■ **What the exercise asks**:
Select all lines holding the word "Müller" from the entries that follow.

■ **Input**:

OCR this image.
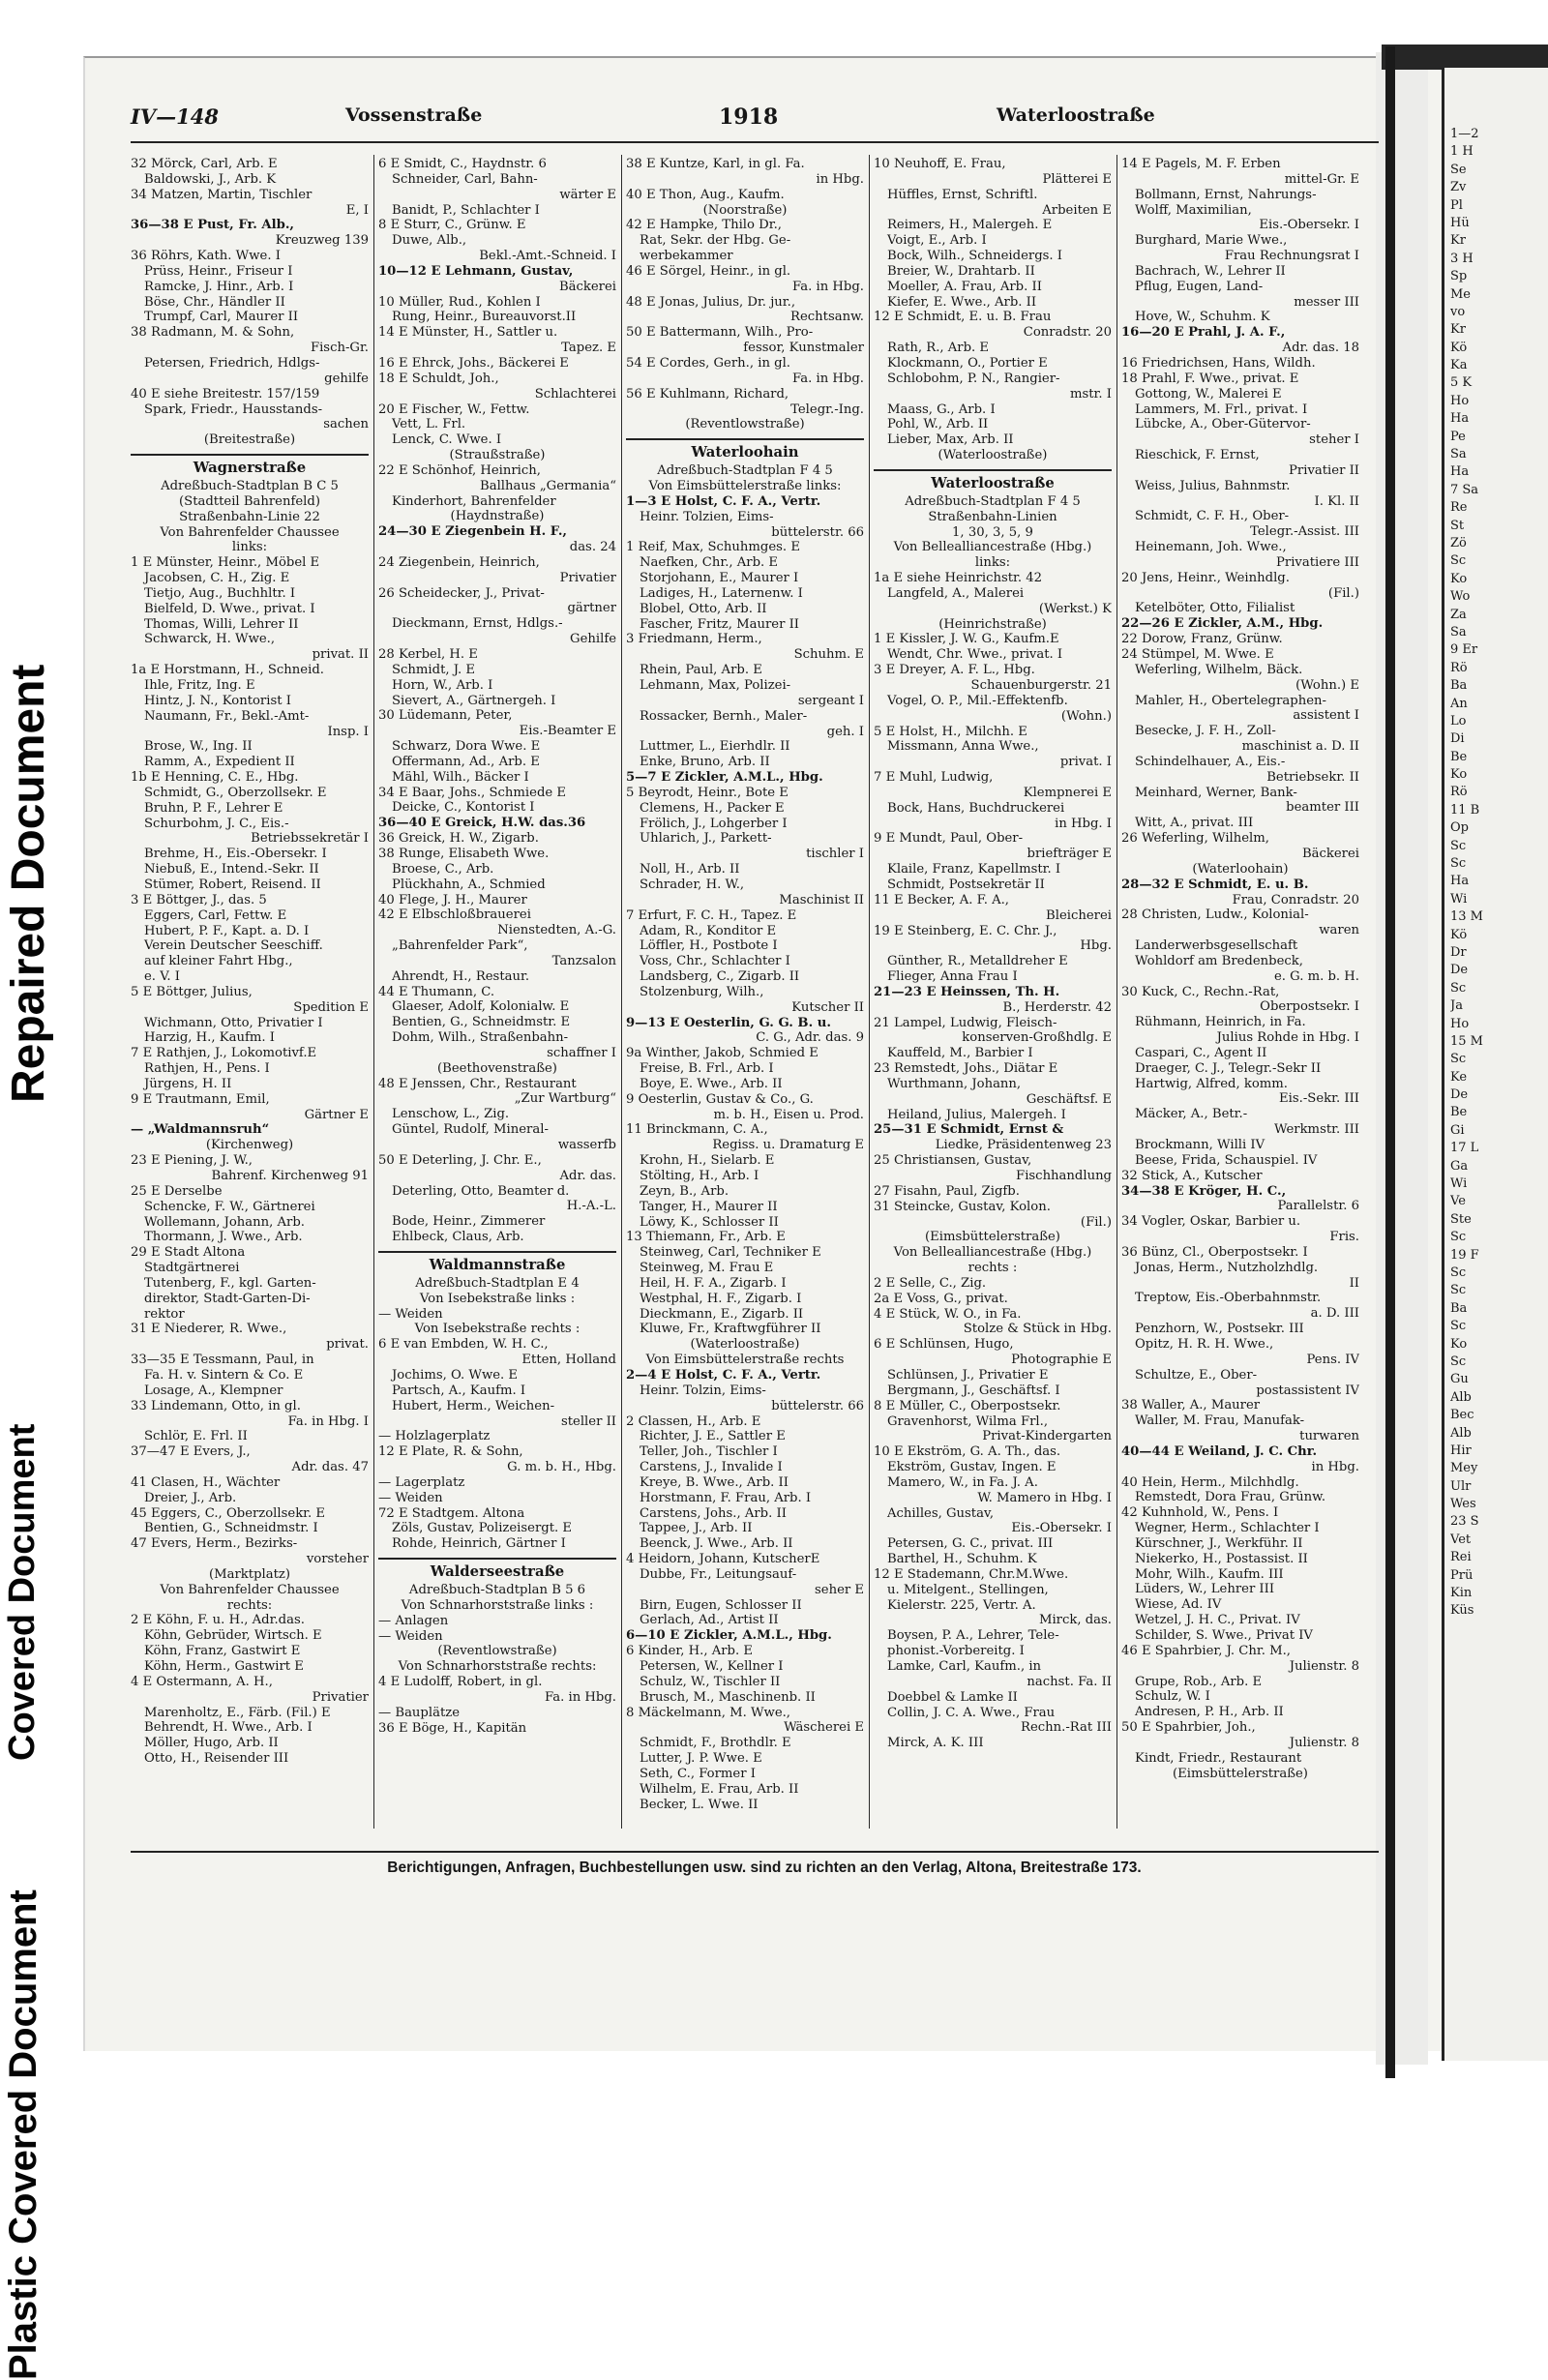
Repaired Document
Covered Document
Plastic Covered Document
1—2
1 H
Se
Zv
Pl
Hü
Kr
3 H
Sp
Me
vo
Kr
Kö
Ka
5 K
Ho
Ha
Pe
Sa
Ha
7 Sa
Re
St
Zö
Sc
Ko
Wo
Za
Sa
9 Er
Rö
Ba
An
Lo
Di
Be
Ko
Rö
11 B
Op
Sc
Sc
Ha
Wi
13 M
Kö
Dr
De
Sc
Ja
Ho
15 M
Sc
Ke
De
Be
Gi
17 L
Ga
Wi
Ve
Ste
Sc
19 F
Sc
Sc
Ba
Sc
Ko
Sc
Gu
Alb
Bec
Alb
Hir
Mey
Ulr
Wes
23 S
Vet
Rei
Prü
Kin
Küs
IV—148	Vossenstraße	1918	Waterloostraße
32 Mörck, Carl, Arb. E
Baldowski, J., Arb. K
34 Matzen, Martin, Tischler
E, I
36—38 E Pust, Fr. Alb.,
Kreuzweg 139
36 Röhrs, Kath. Wwe. I
Prüss, Heinr., Friseur I
Ramcke, J. Hinr., Arb. I
Böse, Chr., Händler II
Trumpf, Carl, Maurer II
38 Radmann, M. & Sohn,
Fisch-Gr.
Petersen, Friedrich, Hdlgs-
gehilfe
40 E siehe Breitestr. 157/159
Spark, Friedr., Hausstands-
sachen
(Breitestraße)
Wagnerstraße
Adreßbuch-Stadtplan B C 5
(Stadtteil Bahrenfeld)
Straßenbahn-Linie 22
Von Bahrenfelder Chaussee
links:
1 E Münster, Heinr., Möbel E
Jacobsen, C. H., Zig. E
Tietjo, Aug., Buchhltr. I
Bielfeld, D. Wwe., privat. I
Thomas, Willi, Lehrer II
Schwarck, H. Wwe.,
privat. II
1a E Horstmann, H., Schneid.
Ihle, Fritz, Ing. E
Hintz, J. N., Kontorist I
Naumann, Fr., Bekl.-Amt-
Insp. I
Brose, W., Ing. II
Ramm, A., Expedient II
1b E Henning, C. E., Hbg.
Schmidt, G., Oberzollsekr. E
Bruhn, P. F., Lehrer E
Schurbohm, J. C., Eis.-
Betriebssekretär I
Brehme, H., Eis.-Obersekr. I
Niebuß, E., Intend.-Sekr. II
Stümer, Robert, Reisend. II
3 E Böttger, J., das. 5
Eggers, Carl, Fettw. E
Hubert, P. F., Kapt. a. D. I
Verein Deutscher Seeschiff.
auf kleiner Fahrt Hbg.,
e. V. I
5 E Böttger, Julius,
Spedition E
Wichmann, Otto, Privatier I
Harzig, H., Kaufm. I
7 E Rathjen, J., Lokomotivf.E
Rathjen, H., Pens. I
Jürgens, H. II
9 E Trautmann, Emil,
Gärtner E
— „Waldmannsruh“
(Kirchenweg)
23 E Piening, J. W.,
Bahrenf. Kirchenweg 91
25 E Derselbe
Schencke, F. W., Gärtnerei
Wollemann, Johann, Arb.
Thormann, J. Wwe., Arb.
29 E Stadt Altona
Stadtgärtnerei
Tutenberg, F., kgl. Garten-
direktor, Stadt-Garten-Di-
rektor
31 E Niederer, R. Wwe.,
privat.
33—35 E Tessmann, Paul, in
Fa. H. v. Sintern & Co. E
Losage, A., Klempner
33 Lindemann, Otto, in gl.
Fa. in Hbg. I
Schlör, E. Frl. II
37—47 E Evers, J.,
Adr. das. 47
41 Clasen, H., Wächter
Dreier, J., Arb.
45 Eggers, C., Oberzollsekr. E
Bentien, G., Schneidmstr. I
47 Evers, Herm., Bezirks-
vorsteher
(Marktplatz)
Von Bahrenfelder Chaussee
rechts:
2 E Köhn, F. u. H., Adr.das.
Köhn, Gebrüder, Wirtsch. E
Köhn, Franz, Gastwirt E
Köhn, Herm., Gastwirt E
4 E Ostermann, A. H.,
Privatier
Marenholtz, E., Färb. (Fil.) E
Behrendt, H. Wwe., Arb. I
Möller, Hugo, Arb. II
Otto, H., Reisender III
6 E Smidt, C., Haydnstr. 6
Schneider, Carl, Bahn-
wärter E
Banidt, P., Schlachter I
8 E Sturr, C., Grünw. E
Duwe, Alb.,
Bekl.-Amt.-Schneid. I
10—12 E Lehmann, Gustav,
Bäckerei
10 Müller, Rud., Kohlen I
Rung, Heinr., Bureauvorst.II
14 E Münster, H., Sattler u.
Tapez. E
16 E Ehrck, Johs., Bäckerei E
18 E Schuldt, Joh.,
Schlachterei
20 E Fischer, W., Fettw.
Vett, L. Frl.
Lenck, C. Wwe. I
(Straußstraße)
22 E Schönhof, Heinrich,
Ballhaus „Germania“
Kinderhort, Bahrenfelder
(Haydnstraße)
24—30 E Ziegenbein H. F.,
das. 24
24 Ziegenbein, Heinrich,
Privatier
26 Scheidecker, J., Privat-
gärtner
Dieckmann, Ernst, Hdlgs.-
Gehilfe
28 Kerbel, H. E
Schmidt, J. E
Horn, W., Arb. I
Sievert, A., Gärtnergeh. I
30 Lüdemann, Peter,
Eis.-Beamter E
Schwarz, Dora Wwe. E
Offermann, Ad., Arb. E
Mähl, Wilh., Bäcker I
34 E Baar, Johs., Schmiede E
Deicke, C., Kontorist I
36—40 E Greick, H.W. das.36
36 Greick, H. W., Zigarb.
38 Runge, Elisabeth Wwe.
Broese, C., Arb.
Plückhahn, A., Schmied
40 Flege, J. H., Maurer
42 E Elbschloßbrauerei
Nienstedten, A.-G.
„Bahrenfelder Park“,
Tanzsalon
Ahrendt, H., Restaur.
44 E Thumann, C.
Glaeser, Adolf, Kolonialw. E
Bentien, G., Schneidmstr. E
Dohm, Wilh., Straßenbahn-
schaffner I
(Beethovenstraße)
48 E Jenssen, Chr., Restaurant
„Zur Wartburg“
Lenschow, L., Zig.
Güntel, Rudolf, Mineral-
wasserfb
50 E Deterling, J. Chr. E.,
Adr. das.
Deterling, Otto, Beamter d.
H.-A.-L.
Bode, Heinr., Zimmerer
Ehlbeck, Claus, Arb.
Waldmannstraße
Adreßbuch-Stadtplan E 4
Von Isebekstraße links :
— Weiden
Von Isebekstraße rechts :
6 E van Embden, W. H. C.,
Etten, Holland
Jochims, O. Wwe. E
Partsch, A., Kaufm. I
Hubert, Herm., Weichen-
steller II
— Holzlagerplatz
12 E Plate, R. & Sohn,
G. m. b. H., Hbg.
— Lagerplatz
— Weiden
72 E Stadtgem. Altona
Zöls, Gustav, Polizeisergt. E
Rohde, Heinrich, Gärtner I
Walderseestraße
Adreßbuch-Stadtplan B 5 6
Von Schnarhorststraße links :
— Anlagen
— Weiden
(Reventlowstraße)
Von Schnarhorststraße rechts:
4 E Ludolff, Robert, in gl.
Fa. in Hbg.
— Bauplätze
36 E Böge, H., Kapitän
38 E Kuntze, Karl, in gl. Fa.
in Hbg.
40 E Thon, Aug., Kaufm.
(Noorstraße)
42 E Hampke, Thilo Dr.,
Rat, Sekr. der Hbg. Ge-
werbekammer
46 E Sörgel, Heinr., in gl.
Fa. in Hbg.
48 E Jonas, Julius, Dr. jur.,
Rechtsanw.
50 E Battermann, Wilh., Pro-
fessor, Kunstmaler
54 E Cordes, Gerh., in gl.
Fa. in Hbg.
56 E Kuhlmann, Richard,
Telegr.-Ing.
(Reventlowstraße)
Waterloohain
Adreßbuch-Stadtplan F 4 5
Von Eimsbüttelerstraße links:
1—3 E Holst, C. F. A., Vertr.
Heinr. Tolzien, Eims-
büttelerstr. 66
1 Reif, Max, Schuhmges. E
Naefken, Chr., Arb. E
Storjohann, E., Maurer I
Ladiges, H., Laternenw. I
Blobel, Otto, Arb. II
Fascher, Fritz, Maurer II
3 Friedmann, Herm.,
Schuhm. E
Rhein, Paul, Arb. E
Lehmann, Max, Polizei-
sergeant I
Rossacker, Bernh., Maler-
geh. I
Luttmer, L., Eierhdlr. II
Enke, Bruno, Arb. II
5—7 E Zickler, A.M.L., Hbg.
5 Beyrodt, Heinr., Bote E
Clemens, H., Packer E
Frölich, J., Lohgerber I
Uhlarich, J., Parkett-
tischler I
Noll, H., Arb. II
Schrader, H. W.,
Maschinist II
7 Erfurt, F. C. H., Tapez. E
Adam, R., Konditor E
Löffler, H., Postbote I
Voss, Chr., Schlachter I
Landsberg, C., Zigarb. II
Stolzenburg, Wilh.,
Kutscher II
9—13 E Oesterlin, G. G. B. u.
C. G., Adr. das. 9
9a Winther, Jakob, Schmied E
Freise, B. Frl., Arb. I
Boye, E. Wwe., Arb. II
9 Oesterlin, Gustav & Co., G.
m. b. H., Eisen u. Prod.
11 Brinckmann, C. A.,
Regiss. u. Dramaturg E
Krohn, H., Sielarb. E
Stölting, H., Arb. I
Zeyn, B., Arb.
Tanger, H., Maurer II
Löwy, K., Schlosser II
13 Thiemann, Fr., Arb. E
Steinweg, Carl, Techniker E
Steinweg, M. Frau E
Heil, H. F. A., Zigarb. I
Westphal, H. F., Zigarb. I
Dieckmann, E., Zigarb. II
Kluwe, Fr., Kraftwgführer II
(Waterloostraße)
Von Eimsbüttelerstraße rechts
2—4 E Holst, C. F. A., Vertr.
Heinr. Tolzin, Eims-
büttelerstr. 66
2 Classen, H., Arb. E
Richter, J. E., Sattler E
Teller, Joh., Tischler I
Carstens, J., Invalide I
Kreye, B. Wwe., Arb. II
Horstmann, F. Frau, Arb. I
Carstens, Johs., Arb. II
Tappee, J., Arb. II
Beenck, J. Wwe., Arb. II
4 Heidorn, Johann, KutscherE
Dubbe, Fr., Leitungsauf-
seher E
Birn, Eugen, Schlosser II
Gerlach, Ad., Artist II
6—10 E Zickler, A.M.L., Hbg.
6 Kinder, H., Arb. E
Petersen, W., Kellner I
Schulz, W., Tischler II
Brusch, M., Maschinenb. II
8 Mäckelmann, M. Wwe.,
Wäscherei E
Schmidt, F., Brothdlr. E
Lutter, J. P. Wwe. E
Seth, C., Former I
Wilhelm, E. Frau, Arb. II
Becker, L. Wwe. II
10 Neuhoff, E. Frau,
Plätterei E
Hüffles, Ernst, Schriftl.
Arbeiten E
Reimers, H., Malergeh. E
Voigt, E., Arb. I
Bock, Wilh., Schneidergs. I
Breier, W., Drahtarb. II
Moeller, A. Frau, Arb. II
Kiefer, E. Wwe., Arb. II
12 E Schmidt, E. u. B. Frau
Conradstr. 20
Rath, R., Arb. E
Klockmann, O., Portier E
Schlobohm, P. N., Rangier-
mstr. I
Maass, G., Arb. I
Pohl, W., Arb. II
Lieber, Max, Arb. II
(Waterloostraße)
Waterloostraße
Adreßbuch-Stadtplan F 4 5
Straßenbahn-Linien
1, 30, 3, 5, 9
Von Bellealliancestraße (Hbg.)
links:
1a E siehe Heinrichstr. 42
Langfeld, A., Malerei
(Werkst.) K
(Heinrichstraße)
1 E Kissler, J. W. G., Kaufm.E
Wendt, Chr. Wwe., privat. I
3 E Dreyer, A. F. L., Hbg.
Schauenburgerstr. 21
Vogel, O. P., Mil.-Effektenfb.
(Wohn.)
5 E Holst, H., Milchh. E
Missmann, Anna Wwe.,
privat. I
7 E Muhl, Ludwig,
Klempnerei E
Bock, Hans, Buchdruckerei
in Hbg. I
9 E Mundt, Paul, Ober-
briefträger E
Klaile, Franz, Kapellmstr. I
Schmidt, Postsekretär II
11 E Becker, A. F. A.,
Bleicherei
19 E Steinberg, E. C. Chr. J.,
Hbg.
Günther, R., Metalldreher E
Flieger, Anna Frau I
21—23 E Heinssen, Th. H.
B., Herderstr. 42
21 Lampel, Ludwig, Fleisch-
konserven-Großhdlg. E
Kauffeld, M., Barbier I
23 Remstedt, Johs., Diätar E
Wurthmann, Johann,
Geschäftsf. E
Heiland, Julius, Malergeh. I
25—31 E Schmidt, Ernst &
Liedke, Präsidentenweg 23
25 Christiansen, Gustav,
Fischhandlung
27 Fisahn, Paul, Zigfb.
31 Steincke, Gustav, Kolon.
(Fil.)
(Eimsbüttelerstraße)
Von Bellealliancestraße (Hbg.)
rechts :
2 E Selle, C., Zig.
2a E Voss, G., privat.
4 E Stück, W. O., in Fa.
Stolze & Stück in Hbg.
6 E Schlünsen, Hugo,
Photographie E
Schlünsen, J., Privatier E
Bergmann, J., Geschäftsf. I
8 E Müller, C., Oberpostsekr.
Gravenhorst, Wilma Frl.,
Privat-Kindergarten
10 E Ekström, G. A. Th., das.
Ekström, Gustav, Ingen. E
Mamero, W., in Fa. J. A.
W. Mamero in Hbg. I
Achilles, Gustav,
Eis.-Obersekr. I
Petersen, G. C., privat. III
Barthel, H., Schuhm. K
12 E Stademann, Chr.M.Wwe.
u. Mitelgent., Stellingen,
Kielerstr. 225, Vertr. A.
Mirck, das.
Boysen, P. A., Lehrer, Tele-
phonist.-Vorbereitg. I
Lamke, Carl, Kaufm., in
nachst. Fa. II
Doebbel & Lamke II
Collin, J. C. A. Wwe., Frau
Rechn.-Rat III
Mirck, A. K. III
14 E Pagels, M. F. Erben
mittel-Gr. E
Bollmann, Ernst, Nahrungs-
Wolff, Maximilian,
Eis.-Obersekr. I
Burghard, Marie Wwe.,
Frau Rechnungsrat I
Bachrach, W., Lehrer II
Pflug, Eugen, Land-
messer III
Hove, W., Schuhm. K
16—20 E Prahl, J. A. F.,
Adr. das. 18
16 Friedrichsen, Hans, Wildh.
18 Prahl, F. Wwe., privat. E
Gottong, W., Malerei E
Lammers, M. Frl., privat. I
Lübcke, A., Ober-Gütervor-
steher I
Rieschick, F. Ernst,
Privatier II
Weiss, Julius, Bahnmstr.
I. Kl. II
Schmidt, C. F. H., Ober-
Telegr.-Assist. III
Heinemann, Joh. Wwe.,
Privatiere III
20 Jens, Heinr., Weinhdlg.
(Fil.)
Ketelböter, Otto, Filialist
22—26 E Zickler, A.M., Hbg.
22 Dorow, Franz, Grünw.
24 Stümpel, M. Wwe. E
Weferling, Wilhelm, Bäck.
(Wohn.) E
Mahler, H., Obertelegraphen-
assistent I
Besecke, J. F. H., Zoll-
maschinist a. D. II
Schindelhauer, A., Eis.-
Betriebsekr. II
Meinhard, Werner, Bank-
beamter III
Witt, A., privat. III
26 Weferling, Wilhelm,
Bäckerei
(Waterloohain)
28—32 E Schmidt, E. u. B.
Frau, Conradstr. 20
28 Christen, Ludw., Kolonial-
waren
Landerwerbsgesellschaft
Wohldorf am Bredenbeck,
e. G. m. b. H.
30 Kuck, C., Rechn.-Rat,
Oberpostsekr. I
Rühmann, Heinrich, in Fa.
Julius Rohde in Hbg. I
Caspari, C., Agent II
Draeger, C. J., Telegr.-Sekr II
Hartwig, Alfred, komm.
Eis.-Sekr. III
Mäcker, A., Betr.-
Werkmstr. III
Brockmann, Willi IV
Beese, Frida, Schauspiel. IV
32 Stick, A., Kutscher
34—38 E Kröger, H. C.,
Parallelstr. 6
34 Vogler, Oskar, Barbier u.
Fris.
36 Bünz, Cl., Oberpostsekr. I
Jonas, Herm., Nutzholzhdlg.
II
Treptow, Eis.-Oberbahnmstr.
a. D. III
Penzhorn, W., Postsekr. III
Opitz, H. R. H. Wwe.,
Pens. IV
Schultze, E., Ober-
postassistent IV
38 Waller, A., Maurer
Waller, M. Frau, Manufak-
turwaren
40—44 E Weiland, J. C. Chr.
in Hbg.
40 Hein, Herm., Milchhdlg.
Remstedt, Dora Frau, Grünw.
42 Kuhnhold, W., Pens. I
Wegner, Herm., Schlachter I
Kürschner, J., Werkführ. II
Niekerko, H., Postassist. II
Mohr, Wilh., Kaufm. III
Lüders, W., Lehrer III
Wiese, Ad. IV
Wetzel, J. H. C., Privat. IV
Schilder, S. Wwe., Privat IV
46 E Spahrbier, J. Chr. M.,
Julienstr. 8
Grupe, Rob., Arb. E
Schulz, W. I
Andresen, P. H., Arb. II
50 E Spahrbier, Joh.,
Julienstr. 8
Kindt, Friedr., Restaurant
(Eimsbüttelerstraße)
Berichtigungen, Anfragen, Buchbestellungen usw. sind zu richten an den Verlag, Altona, Breitestraße 173.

■ **Output for this exercise**:
10 Müller, Rud., Kohlen I
8 E Müller, C., Oberpostsekr.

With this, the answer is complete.